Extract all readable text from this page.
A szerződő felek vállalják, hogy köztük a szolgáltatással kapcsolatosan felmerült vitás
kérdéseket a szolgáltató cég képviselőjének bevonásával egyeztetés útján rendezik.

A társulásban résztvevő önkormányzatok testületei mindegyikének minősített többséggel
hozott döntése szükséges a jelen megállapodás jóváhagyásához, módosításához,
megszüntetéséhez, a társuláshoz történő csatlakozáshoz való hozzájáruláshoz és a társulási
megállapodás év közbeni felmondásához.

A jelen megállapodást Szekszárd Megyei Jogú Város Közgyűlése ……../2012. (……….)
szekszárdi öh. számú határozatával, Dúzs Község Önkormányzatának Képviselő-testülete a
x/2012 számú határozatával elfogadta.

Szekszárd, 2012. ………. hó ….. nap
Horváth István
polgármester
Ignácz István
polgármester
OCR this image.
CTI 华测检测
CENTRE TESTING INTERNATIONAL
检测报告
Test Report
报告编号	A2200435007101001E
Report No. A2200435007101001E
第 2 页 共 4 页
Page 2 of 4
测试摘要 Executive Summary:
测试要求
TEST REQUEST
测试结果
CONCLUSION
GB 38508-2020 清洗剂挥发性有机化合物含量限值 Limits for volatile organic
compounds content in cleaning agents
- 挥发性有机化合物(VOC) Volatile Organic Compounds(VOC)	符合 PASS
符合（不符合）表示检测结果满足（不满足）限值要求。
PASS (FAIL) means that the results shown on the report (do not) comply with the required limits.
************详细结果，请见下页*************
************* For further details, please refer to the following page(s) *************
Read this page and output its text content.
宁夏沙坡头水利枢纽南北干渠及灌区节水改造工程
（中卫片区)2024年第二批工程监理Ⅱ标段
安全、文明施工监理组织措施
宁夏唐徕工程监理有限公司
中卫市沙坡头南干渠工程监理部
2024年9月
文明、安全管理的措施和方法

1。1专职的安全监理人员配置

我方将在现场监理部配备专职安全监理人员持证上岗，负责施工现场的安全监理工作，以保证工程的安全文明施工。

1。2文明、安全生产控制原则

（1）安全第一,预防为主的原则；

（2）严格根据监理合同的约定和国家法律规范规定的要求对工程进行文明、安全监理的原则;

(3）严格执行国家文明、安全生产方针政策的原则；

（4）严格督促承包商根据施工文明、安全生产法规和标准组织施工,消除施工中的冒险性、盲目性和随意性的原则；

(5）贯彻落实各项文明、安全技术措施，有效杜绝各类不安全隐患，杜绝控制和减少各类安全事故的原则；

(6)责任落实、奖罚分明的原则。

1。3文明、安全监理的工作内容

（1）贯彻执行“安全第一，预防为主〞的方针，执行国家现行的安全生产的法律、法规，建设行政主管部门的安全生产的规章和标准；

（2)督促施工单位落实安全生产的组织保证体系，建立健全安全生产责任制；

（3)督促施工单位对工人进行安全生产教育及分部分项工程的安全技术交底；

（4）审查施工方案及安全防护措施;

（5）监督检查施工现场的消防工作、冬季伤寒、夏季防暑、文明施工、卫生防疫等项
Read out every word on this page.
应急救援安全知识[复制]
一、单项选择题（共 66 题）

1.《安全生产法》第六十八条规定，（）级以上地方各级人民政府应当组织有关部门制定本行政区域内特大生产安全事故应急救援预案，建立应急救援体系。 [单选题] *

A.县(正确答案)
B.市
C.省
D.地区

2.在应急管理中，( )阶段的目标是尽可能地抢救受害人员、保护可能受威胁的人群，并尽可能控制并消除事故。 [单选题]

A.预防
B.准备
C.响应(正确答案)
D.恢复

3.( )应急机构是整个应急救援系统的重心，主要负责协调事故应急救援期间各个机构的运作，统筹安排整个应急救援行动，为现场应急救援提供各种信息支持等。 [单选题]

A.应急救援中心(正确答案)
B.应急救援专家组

__Task statement__
Determine the number of lines in the listing that contain the string "this". Write that number and nothing else.

__Written solution__
4